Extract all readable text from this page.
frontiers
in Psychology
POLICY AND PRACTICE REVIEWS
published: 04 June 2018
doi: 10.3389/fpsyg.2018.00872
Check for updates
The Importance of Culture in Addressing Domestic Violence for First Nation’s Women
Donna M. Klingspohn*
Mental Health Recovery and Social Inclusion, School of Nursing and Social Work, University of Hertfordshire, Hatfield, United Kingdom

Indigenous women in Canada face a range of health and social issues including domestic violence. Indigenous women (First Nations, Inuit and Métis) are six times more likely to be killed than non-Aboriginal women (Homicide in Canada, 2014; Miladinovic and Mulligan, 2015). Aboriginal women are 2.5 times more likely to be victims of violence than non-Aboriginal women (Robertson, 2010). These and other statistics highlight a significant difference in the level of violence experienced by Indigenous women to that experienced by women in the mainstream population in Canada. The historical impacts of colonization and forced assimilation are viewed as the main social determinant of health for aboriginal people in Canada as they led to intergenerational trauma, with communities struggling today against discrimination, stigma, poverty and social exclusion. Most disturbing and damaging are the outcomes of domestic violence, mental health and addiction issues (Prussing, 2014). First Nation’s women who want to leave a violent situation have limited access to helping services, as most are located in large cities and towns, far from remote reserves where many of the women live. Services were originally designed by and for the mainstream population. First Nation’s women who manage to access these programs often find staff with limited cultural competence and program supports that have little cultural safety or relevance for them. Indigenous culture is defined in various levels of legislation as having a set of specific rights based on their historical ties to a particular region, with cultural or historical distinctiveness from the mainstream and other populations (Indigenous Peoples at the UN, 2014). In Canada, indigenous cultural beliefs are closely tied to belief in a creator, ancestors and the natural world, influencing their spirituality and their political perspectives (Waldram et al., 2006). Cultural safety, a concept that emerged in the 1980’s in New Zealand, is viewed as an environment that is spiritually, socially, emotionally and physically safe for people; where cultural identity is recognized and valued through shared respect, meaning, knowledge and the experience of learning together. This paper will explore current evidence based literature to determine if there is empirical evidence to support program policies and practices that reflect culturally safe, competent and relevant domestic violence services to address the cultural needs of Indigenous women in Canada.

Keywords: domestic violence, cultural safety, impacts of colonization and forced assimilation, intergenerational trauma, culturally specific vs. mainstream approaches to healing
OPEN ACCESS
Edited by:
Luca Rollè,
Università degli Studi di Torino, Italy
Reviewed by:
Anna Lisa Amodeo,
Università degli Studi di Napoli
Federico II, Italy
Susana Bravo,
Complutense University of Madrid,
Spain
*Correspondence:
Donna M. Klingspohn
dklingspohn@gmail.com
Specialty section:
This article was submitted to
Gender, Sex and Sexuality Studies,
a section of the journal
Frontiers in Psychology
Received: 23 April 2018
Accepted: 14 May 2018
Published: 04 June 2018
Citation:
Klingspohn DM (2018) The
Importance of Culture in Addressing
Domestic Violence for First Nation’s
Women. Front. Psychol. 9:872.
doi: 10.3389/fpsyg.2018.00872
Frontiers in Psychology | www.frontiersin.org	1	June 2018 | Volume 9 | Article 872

-----

Set problem: Extract all of the data shown above and repeat it verbatim.

Solved problem:
Extract all readable text from this page.
frontiers
in Psychology
POLICY AND PRACTICE REVIEWS
published: 04 June 2018
doi: 10.3389/fpsyg.2018.00872
Check for updates
The Importance of Culture in Addressing Domestic Violence for First Nation’s Women
Donna M. Klingspohn*
Mental Health Recovery and Social Inclusion, School of Nursing and Social Work, University of Hertfordshire, Hatfield, United Kingdom

Indigenous women in Canada face a range of health and social issues including domestic violence. Indigenous women (First Nations, Inuit and Métis) are six times more likely to be killed than non-Aboriginal women (Homicide in Canada, 2014; Miladinovic and Mulligan, 2015). Aboriginal women are 2.5 times more likely to be victims of violence than non-Aboriginal women (Robertson, 2010). These and other statistics highlight a significant difference in the level of violence experienced by Indigenous women to that experienced by women in the mainstream population in Canada. The historical impacts of colonization and forced assimilation are viewed as the main social determinant of health for aboriginal people in Canada as they led to intergenerational trauma, with communities struggling today against discrimination, stigma, poverty and social exclusion. Most disturbing and damaging are the outcomes of domestic violence, mental health and addiction issues (Prussing, 2014). First Nation’s women who want to leave a violent situation have limited access to helping services, as most are located in large cities and towns, far from remote reserves where many of the women live. Services were originally designed by and for the mainstream population. First Nation’s women who manage to access these programs often find staff with limited cultural competence and program supports that have little cultural safety or relevance for them. Indigenous culture is defined in various levels of legislation as having a set of specific rights based on their historical ties to a particular region, with cultural or historical distinctiveness from the mainstream and other populations (Indigenous Peoples at the UN, 2014). In Canada, indigenous cultural beliefs are closely tied to belief in a creator, ancestors and the natural world, influencing their spirituality and their political perspectives (Waldram et al., 2006). Cultural safety, a concept that emerged in the 1980’s in New Zealand, is viewed as an environment that is spiritually, socially, emotionally and physically safe for people; where cultural identity is recognized and valued through shared respect, meaning, knowledge and the experience of learning together. This paper will explore current evidence based literature to determine if there is empirical evidence to support program policies and practices that reflect culturally safe, competent and relevant domestic violence services to address the cultural needs of Indigenous women in Canada.

Keywords: domestic violence, cultural safety, impacts of colonization and forced assimilation, intergenerational trauma, culturally specific vs. mainstream approaches to healing
OPEN ACCESS
Edited by:
Luca Rollè,
Università degli Studi di Torino, Italy
Reviewed by:
Anna Lisa Amodeo,
Università degli Studi di Napoli
Federico II, Italy
Susana Bravo,
Complutense University of Madrid,
Spain
*Correspondence:
Donna M. Klingspohn
dklingspohn@gmail.com
Specialty section:
This article was submitted to
Gender, Sex and Sexuality Studies,
a section of the journal
Frontiers in Psychology
Received: 23 April 2018
Accepted: 14 May 2018
Published: 04 June 2018
Citation:
Klingspohn DM (2018) The
Importance of Culture in Addressing
Domestic Violence for First Nation’s
Women. Front. Psychol. 9:872.
doi: 10.3389/fpsyg.2018.00872
Frontiers in Psychology | www.frontiersin.org	1	June 2018 | Volume 9 | Article 872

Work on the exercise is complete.